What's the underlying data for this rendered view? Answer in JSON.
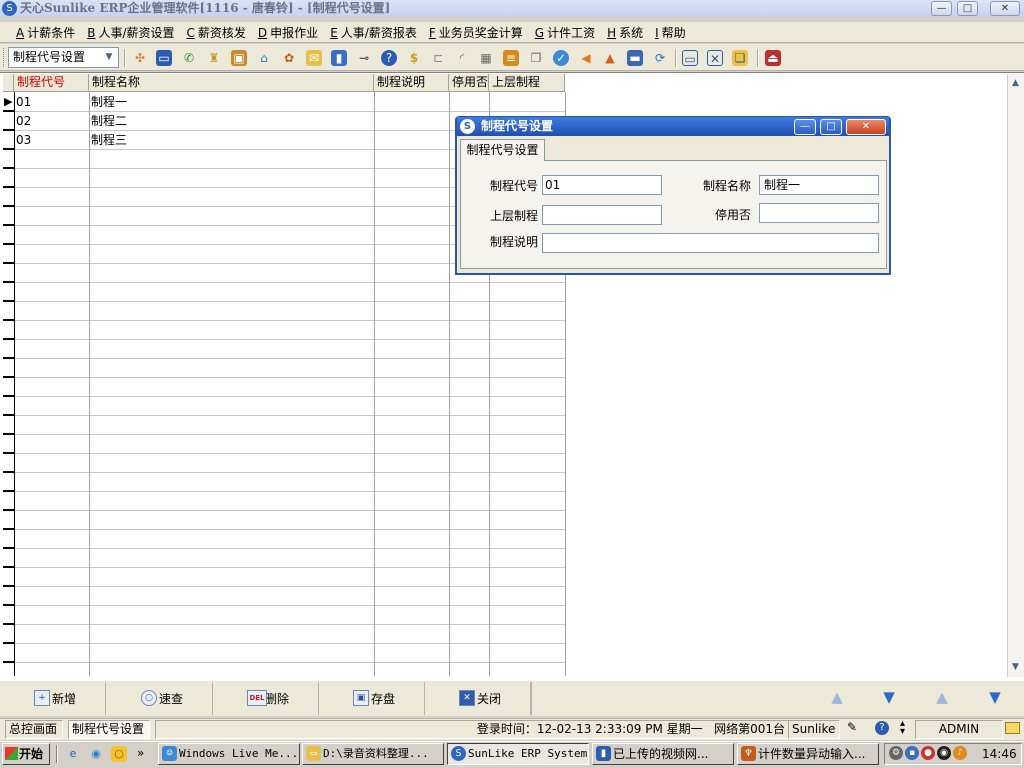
{
  "window": {
    "title": "天心Sunlike ERP企业管理软件[1116 - 唐春铃] - [制程代号设置]"
  },
  "menu": [
    {
      "hotkey": "A",
      "label": "计薪条件"
    },
    {
      "hotkey": "B",
      "label": "人事/薪资设置"
    },
    {
      "hotkey": "C",
      "label": "薪资核发"
    },
    {
      "hotkey": "D",
      "label": "申报作业"
    },
    {
      "hotkey": "E",
      "label": "人事/薪资报表"
    },
    {
      "hotkey": "F",
      "label": "业务员奖金计算"
    },
    {
      "hotkey": "G",
      "label": "计件工资"
    },
    {
      "hotkey": "H",
      "label": "系统"
    },
    {
      "hotkey": "I",
      "label": "帮助"
    }
  ],
  "toolbar": {
    "module_select": "制程代号设置"
  },
  "grid": {
    "columns": [
      "制程代号",
      "制程名称",
      "制程说明",
      "停用否",
      "上层制程"
    ],
    "rows": [
      [
        "01",
        "制程一",
        "",
        "",
        ""
      ],
      [
        "02",
        "制程二",
        "",
        "",
        ""
      ],
      [
        "03",
        "制程三",
        "",
        "",
        ""
      ]
    ]
  },
  "dialog": {
    "title": "制程代号设置",
    "tab": "制程代号设置",
    "fields": {
      "code_label": "制程代号",
      "code_value": "01",
      "name_label": "制程名称",
      "name_value": "制程一",
      "parent_label": "上层制程",
      "parent_value": "",
      "disabled_label": "停用否",
      "disabled_value": "",
      "desc_label": "制程说明",
      "desc_value": ""
    }
  },
  "buttons": {
    "add": "新增",
    "add_icon": "+",
    "quick": "速查",
    "delete": "删除",
    "delete_icon": "DEL",
    "save": "存盘",
    "close": "关闭"
  },
  "status": {
    "tab_main": "总控画面",
    "tab_current": "制程代号设置",
    "login_time": "登录时间：12-02-13 2:33:09 PM  星期一",
    "station": "网络第001台",
    "product": "Sunlike E",
    "user": "ADMIN"
  },
  "taskbar": {
    "start": "开始",
    "tasks": [
      "Windows Live Me...",
      "D:\\录音资料整理...",
      "SunLike ERP System",
      "已上传的视频网...",
      "计件数量异动输入..."
    ],
    "clock": "14:46",
    "chevron": "»"
  }
}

========================================================================

:: Work to complete ::
All the lines above are to be reproduced exactly, except the pictures.

:: The reply ::
What's the underlying data for this rendered view? Answer in JSON.
{
  "window": {
    "title": "天心Sunlike ERP企业管理软件[1116 - 唐春铃] - [制程代号设置]"
  },
  "menu": [
    {
      "hotkey": "A",
      "label": "计薪条件"
    },
    {
      "hotkey": "B",
      "label": "人事/薪资设置"
    },
    {
      "hotkey": "C",
      "label": "薪资核发"
    },
    {
      "hotkey": "D",
      "label": "申报作业"
    },
    {
      "hotkey": "E",
      "label": "人事/薪资报表"
    },
    {
      "hotkey": "F",
      "label": "业务员奖金计算"
    },
    {
      "hotkey": "G",
      "label": "计件工资"
    },
    {
      "hotkey": "H",
      "label": "系统"
    },
    {
      "hotkey": "I",
      "label": "帮助"
    }
  ],
  "toolbar": {
    "module_select": "制程代号设置"
  },
  "grid": {
    "columns": [
      "制程代号",
      "制程名称",
      "制程说明",
      "停用否",
      "上层制程"
    ],
    "rows": [
      [
        "01",
        "制程一",
        "",
        "",
        ""
      ],
      [
        "02",
        "制程二",
        "",
        "",
        ""
      ],
      [
        "03",
        "制程三",
        "",
        "",
        ""
      ]
    ]
  },
  "dialog": {
    "title": "制程代号设置",
    "tab": "制程代号设置",
    "fields": {
      "code_label": "制程代号",
      "code_value": "01",
      "name_label": "制程名称",
      "name_value": "制程一",
      "parent_label": "上层制程",
      "parent_value": "",
      "disabled_label": "停用否",
      "disabled_value": "",
      "desc_label": "制程说明",
      "desc_value": ""
    }
  },
  "buttons": {
    "add": "新增",
    "add_icon": "+",
    "quick": "速查",
    "delete": "删除",
    "delete_icon": "DEL",
    "save": "存盘",
    "close": "关闭"
  },
  "status": {
    "tab_main": "总控画面",
    "tab_current": "制程代号设置",
    "login_time": "登录时间：12-02-13 2:33:09 PM  星期一",
    "station": "网络第001台",
    "product": "Sunlike E",
    "user": "ADMIN"
  },
  "taskbar": {
    "start": "开始",
    "tasks": [
      "Windows Live Me...",
      "D:\\录音资料整理...",
      "SunLike ERP System",
      "已上传的视频网...",
      "计件数量异动输入..."
    ],
    "clock": "14:46",
    "chevron": "»"
  }
}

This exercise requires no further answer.